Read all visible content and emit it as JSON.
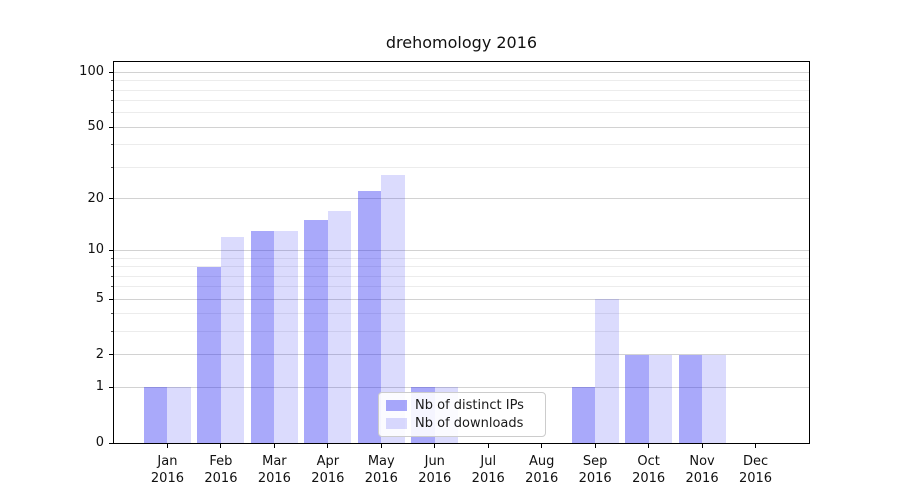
{
  "figure": {
    "background": "#ffffff"
  },
  "chart_data": {
    "type": "bar",
    "title": "drehomology 2016",
    "categories": [
      "Jan 2016",
      "Feb 2016",
      "Mar 2016",
      "Apr 2016",
      "May 2016",
      "Jun 2016",
      "Jul 2016",
      "Aug 2016",
      "Sep 2016",
      "Oct 2016",
      "Nov 2016",
      "Dec 2016"
    ],
    "series": [
      {
        "name": "Nb of distinct IPs",
        "color": "rgba(40,40,243,0.40)",
        "values": [
          1,
          8,
          13,
          15,
          22,
          1,
          0,
          0,
          1,
          2,
          2,
          0
        ]
      },
      {
        "name": "Nb of downloads",
        "color": "rgba(40,40,243,0.17)",
        "values": [
          1,
          12,
          13,
          17,
          27,
          1,
          0,
          0,
          5,
          2,
          2,
          0
        ]
      }
    ],
    "xlabel": "",
    "ylabel": "",
    "yscale": "log1p",
    "ylim": [
      0,
      114
    ],
    "yticks": [
      0,
      1,
      2,
      5,
      10,
      20,
      50,
      100
    ],
    "yticks_minor": [
      3,
      4,
      6,
      7,
      8,
      9,
      30,
      40,
      60,
      70,
      80,
      90
    ],
    "grid": "horizontal, major and minor, on",
    "legend_position": "lower center"
  },
  "theme": {
    "major_grid_color": "#d2d2d2",
    "minor_grid_color": "#ececec",
    "spine_color": "#000000",
    "text_color": "#111111"
  }
}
++++
#### [What needs to be done]
From the listing, extract all text exactly as given and drop any picture.

#### [In response]
Read all visible content and emit it as JSON.
{
  "figure": {
    "background": "#ffffff"
  },
  "chart_data": {
    "type": "bar",
    "title": "drehomology 2016",
    "categories": [
      "Jan 2016",
      "Feb 2016",
      "Mar 2016",
      "Apr 2016",
      "May 2016",
      "Jun 2016",
      "Jul 2016",
      "Aug 2016",
      "Sep 2016",
      "Oct 2016",
      "Nov 2016",
      "Dec 2016"
    ],
    "series": [
      {
        "name": "Nb of distinct IPs",
        "color": "rgba(40,40,243,0.40)",
        "values": [
          1,
          8,
          13,
          15,
          22,
          1,
          0,
          0,
          1,
          2,
          2,
          0
        ]
      },
      {
        "name": "Nb of downloads",
        "color": "rgba(40,40,243,0.17)",
        "values": [
          1,
          12,
          13,
          17,
          27,
          1,
          0,
          0,
          5,
          2,
          2,
          0
        ]
      }
    ],
    "xlabel": "",
    "ylabel": "",
    "yscale": "log1p",
    "ylim": [
      0,
      114
    ],
    "yticks": [
      0,
      1,
      2,
      5,
      10,
      20,
      50,
      100
    ],
    "yticks_minor": [
      3,
      4,
      6,
      7,
      8,
      9,
      30,
      40,
      60,
      70,
      80,
      90
    ],
    "grid": "horizontal, major and minor, on",
    "legend_position": "lower center"
  },
  "theme": {
    "major_grid_color": "#d2d2d2",
    "minor_grid_color": "#ececec",
    "spine_color": "#000000",
    "text_color": "#111111"
  }
}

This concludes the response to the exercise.